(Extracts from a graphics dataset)
#####

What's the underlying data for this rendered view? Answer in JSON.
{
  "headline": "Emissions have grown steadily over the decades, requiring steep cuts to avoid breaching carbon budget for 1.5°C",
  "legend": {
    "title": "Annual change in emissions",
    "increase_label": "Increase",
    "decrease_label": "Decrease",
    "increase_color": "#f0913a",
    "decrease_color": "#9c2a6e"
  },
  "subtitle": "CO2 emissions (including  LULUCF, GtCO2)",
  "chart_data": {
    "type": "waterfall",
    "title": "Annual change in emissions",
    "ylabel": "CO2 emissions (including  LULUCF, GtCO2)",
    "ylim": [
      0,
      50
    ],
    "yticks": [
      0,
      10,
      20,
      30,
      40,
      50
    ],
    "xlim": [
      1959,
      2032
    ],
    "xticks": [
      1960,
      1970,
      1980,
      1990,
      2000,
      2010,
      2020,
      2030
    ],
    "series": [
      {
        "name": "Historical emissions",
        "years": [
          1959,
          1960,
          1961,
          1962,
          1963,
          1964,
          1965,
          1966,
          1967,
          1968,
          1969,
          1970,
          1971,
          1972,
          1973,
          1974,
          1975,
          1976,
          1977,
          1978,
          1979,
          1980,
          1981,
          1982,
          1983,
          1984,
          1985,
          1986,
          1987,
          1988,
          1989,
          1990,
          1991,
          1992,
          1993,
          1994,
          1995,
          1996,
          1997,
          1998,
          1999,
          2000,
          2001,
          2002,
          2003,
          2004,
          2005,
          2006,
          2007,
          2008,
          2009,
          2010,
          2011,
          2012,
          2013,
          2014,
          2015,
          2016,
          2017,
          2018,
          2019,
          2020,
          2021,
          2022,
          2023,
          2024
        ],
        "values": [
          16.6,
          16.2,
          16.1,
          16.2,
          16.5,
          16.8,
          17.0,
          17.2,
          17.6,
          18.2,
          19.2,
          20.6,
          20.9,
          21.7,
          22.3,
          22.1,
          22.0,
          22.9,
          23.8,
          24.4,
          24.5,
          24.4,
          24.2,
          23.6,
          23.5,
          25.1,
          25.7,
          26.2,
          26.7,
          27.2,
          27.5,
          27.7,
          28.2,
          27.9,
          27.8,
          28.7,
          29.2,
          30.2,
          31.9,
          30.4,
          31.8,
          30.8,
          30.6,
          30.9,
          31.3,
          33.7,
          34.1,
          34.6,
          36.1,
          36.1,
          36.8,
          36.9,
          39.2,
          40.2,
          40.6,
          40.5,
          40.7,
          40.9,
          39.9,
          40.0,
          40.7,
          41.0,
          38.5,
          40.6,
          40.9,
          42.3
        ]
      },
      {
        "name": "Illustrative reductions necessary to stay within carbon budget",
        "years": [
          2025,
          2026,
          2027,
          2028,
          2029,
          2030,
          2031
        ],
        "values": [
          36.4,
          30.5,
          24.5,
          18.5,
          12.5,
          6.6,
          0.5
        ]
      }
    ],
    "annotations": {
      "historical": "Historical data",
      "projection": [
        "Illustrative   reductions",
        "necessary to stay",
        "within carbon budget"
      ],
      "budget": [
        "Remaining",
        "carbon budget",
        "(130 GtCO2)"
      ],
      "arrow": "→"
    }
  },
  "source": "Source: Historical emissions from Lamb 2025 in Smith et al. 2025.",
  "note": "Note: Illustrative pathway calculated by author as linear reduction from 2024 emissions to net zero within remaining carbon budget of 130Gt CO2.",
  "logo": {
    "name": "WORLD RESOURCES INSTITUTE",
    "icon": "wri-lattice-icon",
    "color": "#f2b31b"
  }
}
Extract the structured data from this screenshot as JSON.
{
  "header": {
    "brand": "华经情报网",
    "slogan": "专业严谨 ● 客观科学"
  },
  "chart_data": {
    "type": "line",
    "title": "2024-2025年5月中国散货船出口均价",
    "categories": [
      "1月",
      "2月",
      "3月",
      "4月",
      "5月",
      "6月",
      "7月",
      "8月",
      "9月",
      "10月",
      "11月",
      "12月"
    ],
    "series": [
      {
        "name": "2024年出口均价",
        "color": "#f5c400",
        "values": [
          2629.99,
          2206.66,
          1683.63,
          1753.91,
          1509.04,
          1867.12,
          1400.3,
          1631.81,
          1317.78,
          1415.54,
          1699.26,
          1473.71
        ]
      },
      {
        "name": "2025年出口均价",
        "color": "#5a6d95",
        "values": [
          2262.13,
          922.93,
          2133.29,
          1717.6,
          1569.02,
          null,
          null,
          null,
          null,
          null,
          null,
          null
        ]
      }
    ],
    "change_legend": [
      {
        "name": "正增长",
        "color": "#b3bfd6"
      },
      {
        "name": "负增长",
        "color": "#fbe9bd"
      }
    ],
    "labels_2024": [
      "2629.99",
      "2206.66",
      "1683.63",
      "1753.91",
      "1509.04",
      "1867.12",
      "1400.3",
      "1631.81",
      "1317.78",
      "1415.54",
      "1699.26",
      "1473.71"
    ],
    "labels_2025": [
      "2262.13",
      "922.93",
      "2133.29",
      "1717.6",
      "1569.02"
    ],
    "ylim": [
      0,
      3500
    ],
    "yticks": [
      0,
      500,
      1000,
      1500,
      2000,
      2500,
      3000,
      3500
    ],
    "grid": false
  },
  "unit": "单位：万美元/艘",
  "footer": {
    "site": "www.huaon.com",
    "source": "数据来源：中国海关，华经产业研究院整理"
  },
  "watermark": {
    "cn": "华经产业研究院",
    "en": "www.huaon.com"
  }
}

#####

* [Your objective]:
Identify the lines in the entries that hold "within" and return each one.

* [Finished task]:
        "name": "Illustrative reductions necessary to stay within carbon budget",
        "within carbon budget"
  "note": "Note: Illustrative pathway calculated by author as linear reduction from 2024 emissions to net zero within remaining carbon budget of 130Gt CO2.",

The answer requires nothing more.